-- Your task --
In the data below, find each line containing the string "Over" and return it.

-- Supplied material --
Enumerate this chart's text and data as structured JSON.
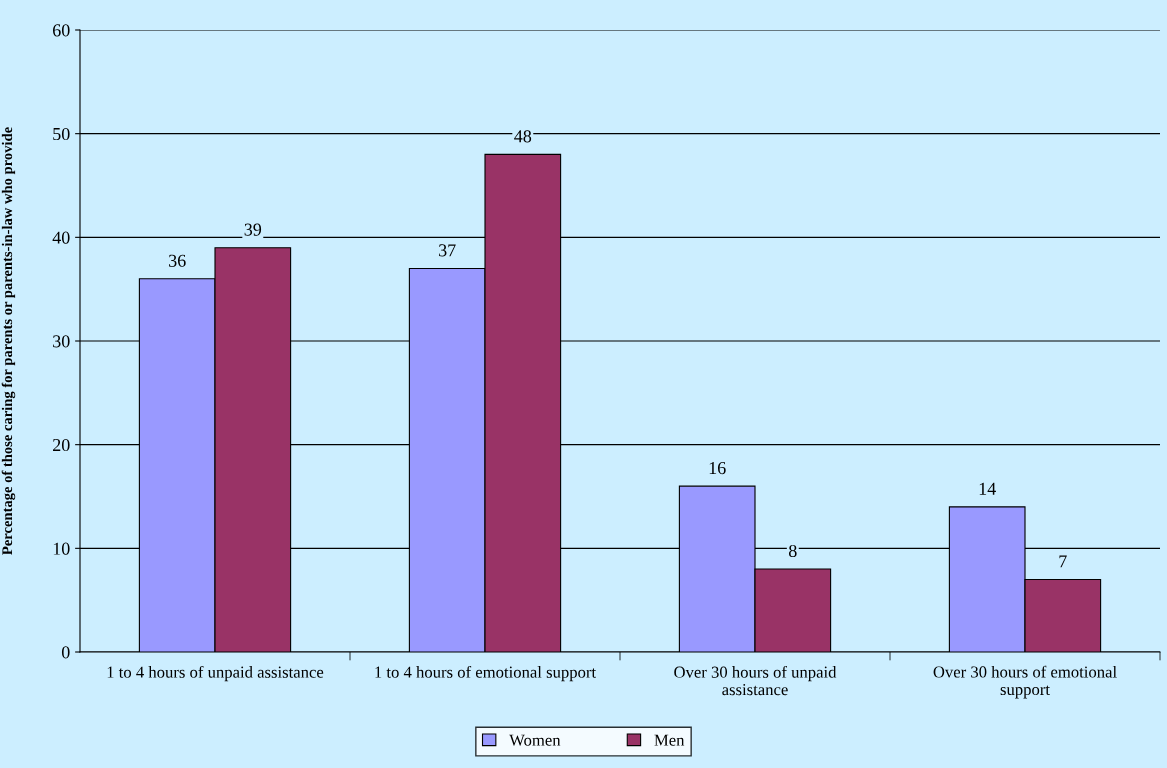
{
  "chart_data": {
    "type": "bar",
    "ylabel": "Percentage of those caring for parents or parents-in-law who provide",
    "categories": [
      "1 to 4 hours of unpaid assistance",
      "1 to 4 hours of emotional support",
      "Over 30 hours of unpaid\nassistance",
      "Over 30 hours of emotional\nsupport"
    ],
    "series": [
      {
        "name": "Women",
        "color": "#9999ff",
        "values": [
          36,
          37,
          16,
          14
        ]
      },
      {
        "name": "Men",
        "color": "#993366",
        "values": [
          39,
          48,
          8,
          7
        ]
      }
    ],
    "ylim": [
      0,
      60
    ],
    "yticks": [
      0,
      10,
      20,
      30,
      40,
      50,
      60
    ],
    "grid": "y",
    "legend": "bottom",
    "data_labels": true
  }
}
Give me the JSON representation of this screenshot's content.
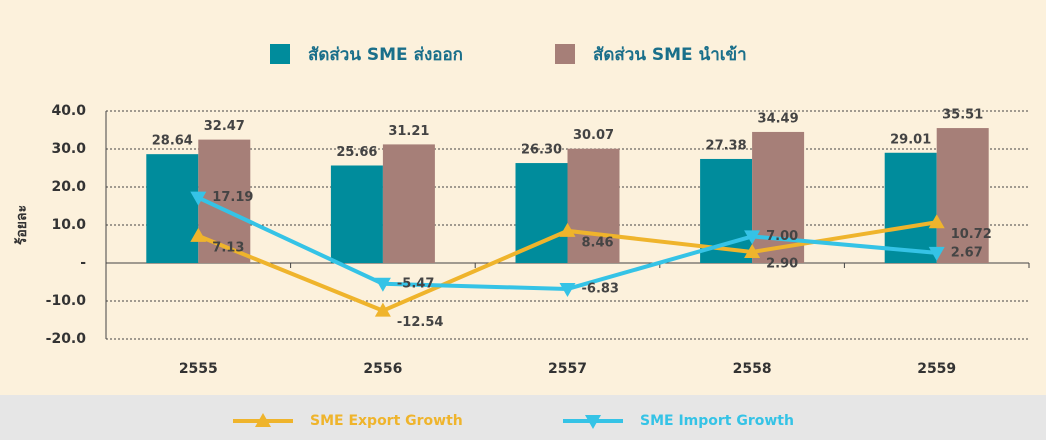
{
  "chart_data": {
    "type": "bar",
    "y_label": "ร้อยละ",
    "categories": [
      "2555",
      "2556",
      "2557",
      "2558",
      "2559"
    ],
    "series": [
      {
        "name": "สัดส่วน SME ส่งออก",
        "type": "bar",
        "color": "#008c9c",
        "values": [
          28.64,
          25.66,
          26.3,
          27.38,
          29.01
        ],
        "value_labels": [
          "28.64",
          "25.66",
          "26.30",
          "27.38",
          "29.01"
        ]
      },
      {
        "name": "สัดส่วน SME นำเข้า",
        "type": "bar",
        "color": "#a67f78",
        "values": [
          32.47,
          31.21,
          30.07,
          34.49,
          35.51
        ],
        "value_labels": [
          "32.47",
          "31.21",
          "30.07",
          "34.49",
          "35.51"
        ]
      },
      {
        "name": "SME Export Growth",
        "type": "line",
        "marker": "triangle-up",
        "color": "#efb42c",
        "values": [
          7.13,
          -12.54,
          8.46,
          2.9,
          10.72
        ],
        "value_labels": [
          "7.13",
          "-12.54",
          "8.46",
          "2.90",
          "10.72"
        ]
      },
      {
        "name": "SME Import Growth",
        "type": "line",
        "marker": "triangle-down",
        "color": "#35c3e6",
        "values": [
          17.19,
          -5.47,
          -6.83,
          7.0,
          2.67
        ],
        "value_labels": [
          "17.19",
          "-5.47",
          "-6.83",
          "7.00",
          "2.67"
        ]
      }
    ],
    "ylim": [
      -20,
      40
    ],
    "yticks": [
      {
        "value": -20,
        "label": "-20.0"
      },
      {
        "value": -10,
        "label": "-10.0"
      },
      {
        "value": 0,
        "label": "-"
      },
      {
        "value": 10,
        "label": "10.0"
      },
      {
        "value": 20,
        "label": "20.0"
      },
      {
        "value": 30,
        "label": "30.0"
      },
      {
        "value": 40,
        "label": "40.0"
      }
    ],
    "grid": true
  }
}
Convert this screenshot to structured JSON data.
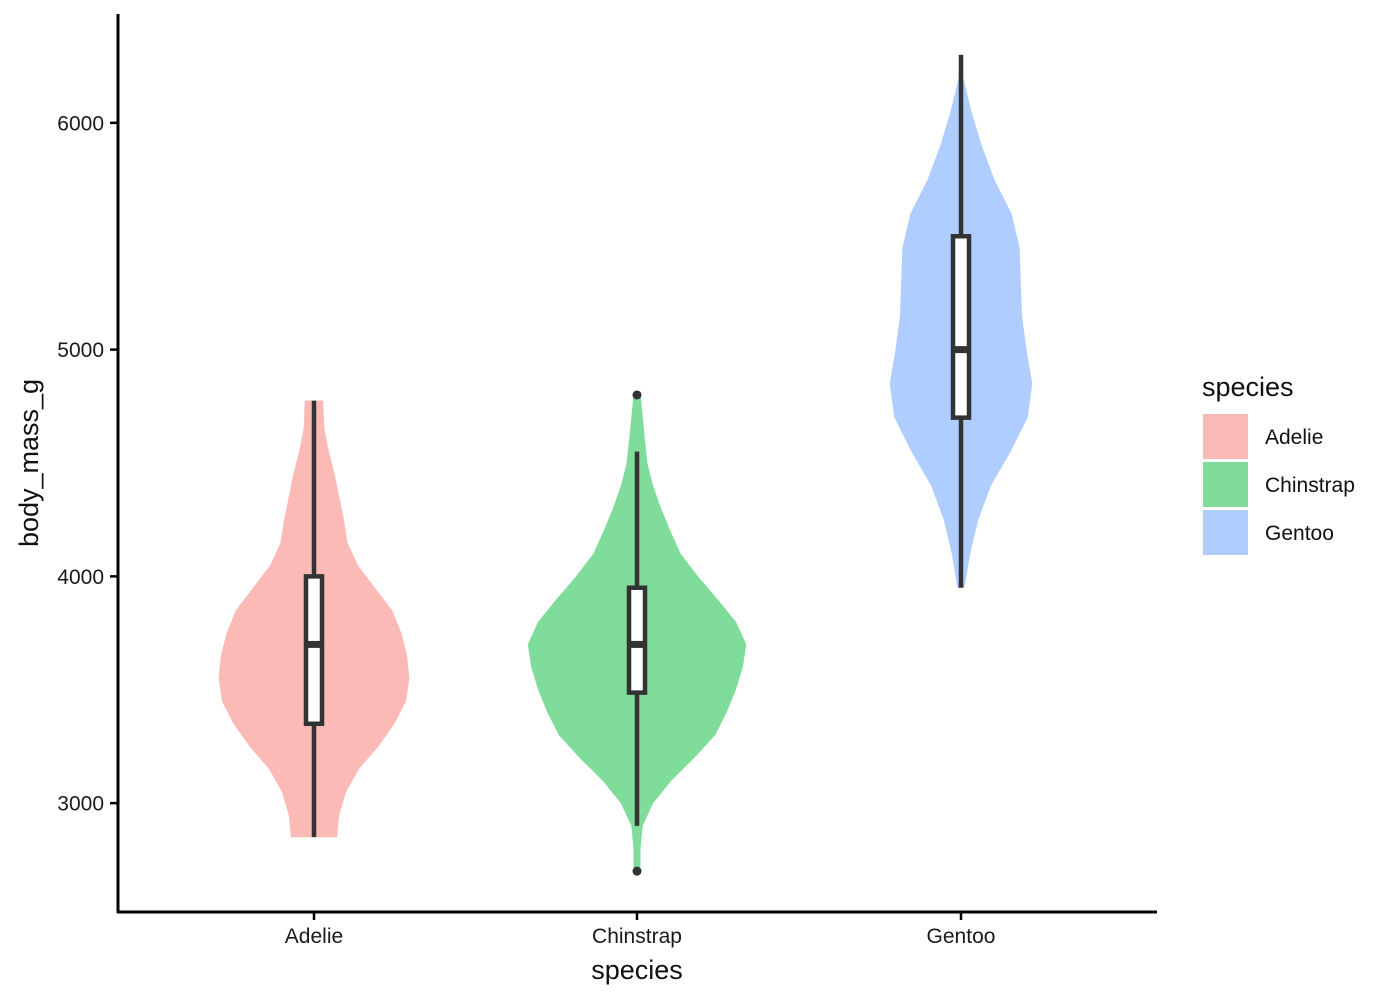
{
  "chart_data": {
    "type": "violin",
    "title": "",
    "xlabel": "species",
    "ylabel": "body_mass_g",
    "categories": [
      "Adelie",
      "Chinstrap",
      "Gentoo"
    ],
    "ylim": [
      2520,
      6480
    ],
    "yticks": [
      3000,
      4000,
      5000,
      6000
    ],
    "grid": false,
    "legend": {
      "title": "species",
      "position": "right",
      "entries": [
        "Adelie",
        "Chinstrap",
        "Gentoo"
      ]
    },
    "colors": {
      "Adelie": "#F8766D",
      "Chinstrap": "#00BA38",
      "Gentoo": "#619CFF",
      "fill_alpha": 0.5,
      "box_stroke": "#333333",
      "box_fill": "#ffffff",
      "axis": "#000000"
    },
    "series": [
      {
        "name": "Adelie",
        "box": {
          "min": 2850,
          "q1": 3350,
          "median": 3700,
          "q3": 4000,
          "max": 4775,
          "outliers": []
        },
        "density": [
          [
            2850,
            0.2
          ],
          [
            2950,
            0.22
          ],
          [
            3050,
            0.28
          ],
          [
            3150,
            0.39
          ],
          [
            3250,
            0.56
          ],
          [
            3350,
            0.7
          ],
          [
            3450,
            0.8
          ],
          [
            3550,
            0.83
          ],
          [
            3650,
            0.81
          ],
          [
            3750,
            0.76
          ],
          [
            3850,
            0.68
          ],
          [
            3950,
            0.53
          ],
          [
            4050,
            0.38
          ],
          [
            4150,
            0.29
          ],
          [
            4250,
            0.26
          ],
          [
            4350,
            0.22
          ],
          [
            4450,
            0.18
          ],
          [
            4550,
            0.13
          ],
          [
            4650,
            0.09
          ],
          [
            4775,
            0.08
          ]
        ]
      },
      {
        "name": "Chinstrap",
        "box": {
          "min": 2900,
          "q1": 3487.5,
          "median": 3700,
          "q3": 3950,
          "max": 4550,
          "outliers": [
            2700,
            4800
          ]
        },
        "density": [
          [
            2700,
            0.03
          ],
          [
            2800,
            0.03
          ],
          [
            2900,
            0.05
          ],
          [
            3000,
            0.14
          ],
          [
            3100,
            0.3
          ],
          [
            3200,
            0.5
          ],
          [
            3300,
            0.68
          ],
          [
            3400,
            0.78
          ],
          [
            3500,
            0.86
          ],
          [
            3600,
            0.92
          ],
          [
            3700,
            0.95
          ],
          [
            3800,
            0.86
          ],
          [
            3900,
            0.7
          ],
          [
            4000,
            0.53
          ],
          [
            4100,
            0.38
          ],
          [
            4200,
            0.29
          ],
          [
            4300,
            0.21
          ],
          [
            4400,
            0.14
          ],
          [
            4500,
            0.09
          ],
          [
            4600,
            0.07
          ],
          [
            4700,
            0.05
          ],
          [
            4800,
            0.03
          ]
        ]
      },
      {
        "name": "Gentoo",
        "box": {
          "min": 3950,
          "q1": 4700,
          "median": 5000,
          "q3": 5500,
          "max": 6300,
          "outliers": []
        },
        "density": [
          [
            3950,
            0.03
          ],
          [
            4100,
            0.08
          ],
          [
            4250,
            0.15
          ],
          [
            4400,
            0.26
          ],
          [
            4550,
            0.43
          ],
          [
            4700,
            0.58
          ],
          [
            4850,
            0.62
          ],
          [
            5000,
            0.57
          ],
          [
            5150,
            0.53
          ],
          [
            5300,
            0.52
          ],
          [
            5450,
            0.51
          ],
          [
            5600,
            0.44
          ],
          [
            5750,
            0.29
          ],
          [
            5900,
            0.18
          ],
          [
            6050,
            0.09
          ],
          [
            6200,
            0.02
          ],
          [
            6300,
            0.02
          ]
        ]
      }
    ]
  }
}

-- Solution to the exercise --
      "Over 30 hours of unpaid\nassistance",
      "Over 30 hours of emotional\nsupport"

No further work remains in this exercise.